▶ **INPUT ROWS**:
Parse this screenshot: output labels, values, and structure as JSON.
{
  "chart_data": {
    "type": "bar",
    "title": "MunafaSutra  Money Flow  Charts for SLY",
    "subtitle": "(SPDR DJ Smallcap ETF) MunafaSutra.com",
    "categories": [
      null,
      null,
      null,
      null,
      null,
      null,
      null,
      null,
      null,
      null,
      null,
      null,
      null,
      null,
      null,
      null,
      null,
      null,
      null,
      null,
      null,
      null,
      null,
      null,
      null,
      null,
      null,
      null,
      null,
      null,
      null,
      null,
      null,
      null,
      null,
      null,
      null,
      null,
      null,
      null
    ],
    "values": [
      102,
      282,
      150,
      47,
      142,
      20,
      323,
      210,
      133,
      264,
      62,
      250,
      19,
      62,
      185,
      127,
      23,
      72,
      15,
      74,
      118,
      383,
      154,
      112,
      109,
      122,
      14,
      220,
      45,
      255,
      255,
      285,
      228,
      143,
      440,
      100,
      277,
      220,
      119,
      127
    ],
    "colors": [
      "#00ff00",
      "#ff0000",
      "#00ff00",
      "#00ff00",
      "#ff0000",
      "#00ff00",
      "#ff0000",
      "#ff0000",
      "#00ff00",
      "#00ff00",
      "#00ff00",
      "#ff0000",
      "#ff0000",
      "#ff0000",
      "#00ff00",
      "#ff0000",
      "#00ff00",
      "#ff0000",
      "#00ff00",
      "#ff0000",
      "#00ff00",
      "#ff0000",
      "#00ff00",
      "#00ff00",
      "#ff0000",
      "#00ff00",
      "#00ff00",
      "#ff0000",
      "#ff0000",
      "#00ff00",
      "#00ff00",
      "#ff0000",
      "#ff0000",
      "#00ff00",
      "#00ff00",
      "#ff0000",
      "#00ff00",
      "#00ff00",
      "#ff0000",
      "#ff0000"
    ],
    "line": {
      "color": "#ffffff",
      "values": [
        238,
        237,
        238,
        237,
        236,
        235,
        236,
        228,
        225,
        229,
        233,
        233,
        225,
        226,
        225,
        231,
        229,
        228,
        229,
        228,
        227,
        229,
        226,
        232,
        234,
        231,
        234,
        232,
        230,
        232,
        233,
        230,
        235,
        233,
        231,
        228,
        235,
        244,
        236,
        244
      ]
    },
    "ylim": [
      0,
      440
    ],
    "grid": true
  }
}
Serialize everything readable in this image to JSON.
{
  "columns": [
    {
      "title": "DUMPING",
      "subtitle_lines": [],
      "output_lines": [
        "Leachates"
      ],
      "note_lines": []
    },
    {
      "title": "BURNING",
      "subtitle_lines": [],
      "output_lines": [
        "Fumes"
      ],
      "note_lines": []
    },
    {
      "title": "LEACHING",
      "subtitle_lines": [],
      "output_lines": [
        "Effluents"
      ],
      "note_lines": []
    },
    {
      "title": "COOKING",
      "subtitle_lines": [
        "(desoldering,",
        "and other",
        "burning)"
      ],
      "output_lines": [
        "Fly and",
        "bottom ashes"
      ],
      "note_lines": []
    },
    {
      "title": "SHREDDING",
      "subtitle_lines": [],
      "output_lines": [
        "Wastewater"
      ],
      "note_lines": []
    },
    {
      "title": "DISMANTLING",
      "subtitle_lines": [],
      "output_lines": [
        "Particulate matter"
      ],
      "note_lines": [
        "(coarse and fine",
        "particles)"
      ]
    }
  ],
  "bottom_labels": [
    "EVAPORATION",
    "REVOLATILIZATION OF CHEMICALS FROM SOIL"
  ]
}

▶ **GIVEN TASK**: From the data, collect all lines where the string "this" appears.

▶ **RESULT**:
Parse this screenshot: output labels, values, and structure as JSON.
Serialize everything readable in this image to JSON.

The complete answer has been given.